Dataset rows:
○ ○ ○ ○ ○ ○ ○

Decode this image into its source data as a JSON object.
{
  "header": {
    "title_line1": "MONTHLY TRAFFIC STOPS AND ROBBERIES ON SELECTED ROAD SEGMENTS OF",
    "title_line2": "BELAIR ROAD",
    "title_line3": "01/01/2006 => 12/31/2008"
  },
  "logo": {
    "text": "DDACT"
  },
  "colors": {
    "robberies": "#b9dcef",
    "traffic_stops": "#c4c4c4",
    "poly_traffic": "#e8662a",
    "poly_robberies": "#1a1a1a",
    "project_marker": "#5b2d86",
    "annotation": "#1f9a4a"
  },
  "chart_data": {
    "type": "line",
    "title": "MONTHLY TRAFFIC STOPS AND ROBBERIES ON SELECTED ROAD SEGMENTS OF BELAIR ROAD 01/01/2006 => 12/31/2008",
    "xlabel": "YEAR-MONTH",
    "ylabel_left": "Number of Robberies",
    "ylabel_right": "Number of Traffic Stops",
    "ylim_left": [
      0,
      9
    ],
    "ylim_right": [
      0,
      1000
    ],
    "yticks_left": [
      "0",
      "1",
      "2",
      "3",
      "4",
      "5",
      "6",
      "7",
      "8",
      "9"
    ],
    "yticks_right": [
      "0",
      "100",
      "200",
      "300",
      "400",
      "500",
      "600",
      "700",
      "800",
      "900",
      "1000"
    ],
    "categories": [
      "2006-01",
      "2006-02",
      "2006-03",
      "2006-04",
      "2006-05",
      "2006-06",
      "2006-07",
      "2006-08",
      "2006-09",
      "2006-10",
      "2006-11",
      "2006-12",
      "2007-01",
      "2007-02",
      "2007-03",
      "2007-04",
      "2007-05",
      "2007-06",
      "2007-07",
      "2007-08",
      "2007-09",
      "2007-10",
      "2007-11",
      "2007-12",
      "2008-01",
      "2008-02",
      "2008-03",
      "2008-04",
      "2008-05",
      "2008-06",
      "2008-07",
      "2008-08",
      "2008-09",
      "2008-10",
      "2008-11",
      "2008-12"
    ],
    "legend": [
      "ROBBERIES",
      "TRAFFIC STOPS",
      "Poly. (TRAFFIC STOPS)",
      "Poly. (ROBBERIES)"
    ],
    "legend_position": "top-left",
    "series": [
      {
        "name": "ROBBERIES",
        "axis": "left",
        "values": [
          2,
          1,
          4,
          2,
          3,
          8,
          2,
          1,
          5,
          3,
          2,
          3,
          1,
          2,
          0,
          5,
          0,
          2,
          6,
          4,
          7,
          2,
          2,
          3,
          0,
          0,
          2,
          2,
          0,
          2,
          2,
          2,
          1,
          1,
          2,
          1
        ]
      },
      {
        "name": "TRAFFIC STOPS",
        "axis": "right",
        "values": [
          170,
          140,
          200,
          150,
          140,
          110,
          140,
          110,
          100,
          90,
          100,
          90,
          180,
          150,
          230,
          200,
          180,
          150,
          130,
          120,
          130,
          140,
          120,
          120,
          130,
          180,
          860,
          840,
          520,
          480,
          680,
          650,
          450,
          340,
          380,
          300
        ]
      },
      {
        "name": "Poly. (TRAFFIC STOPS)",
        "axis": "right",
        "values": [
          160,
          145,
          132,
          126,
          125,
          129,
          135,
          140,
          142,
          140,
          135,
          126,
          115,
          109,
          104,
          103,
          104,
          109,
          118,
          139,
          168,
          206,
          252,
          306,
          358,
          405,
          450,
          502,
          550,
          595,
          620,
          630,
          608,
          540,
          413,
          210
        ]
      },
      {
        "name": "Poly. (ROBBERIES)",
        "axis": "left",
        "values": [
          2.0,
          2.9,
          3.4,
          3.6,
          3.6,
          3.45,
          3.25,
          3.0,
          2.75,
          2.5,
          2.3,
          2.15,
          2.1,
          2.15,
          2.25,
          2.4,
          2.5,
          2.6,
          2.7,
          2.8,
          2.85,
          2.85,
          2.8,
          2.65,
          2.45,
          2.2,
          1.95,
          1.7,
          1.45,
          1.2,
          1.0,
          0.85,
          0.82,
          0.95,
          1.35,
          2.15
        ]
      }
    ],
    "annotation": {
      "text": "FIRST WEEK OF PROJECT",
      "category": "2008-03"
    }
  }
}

○ ○ ○ ○ ○ ○ ○

Written problem: Filter out every line that lacks the word "text", and copy the rest.

Exercise response:
    "text": "DDACT"
      "text": "FIRST WEEK OF PROJECT",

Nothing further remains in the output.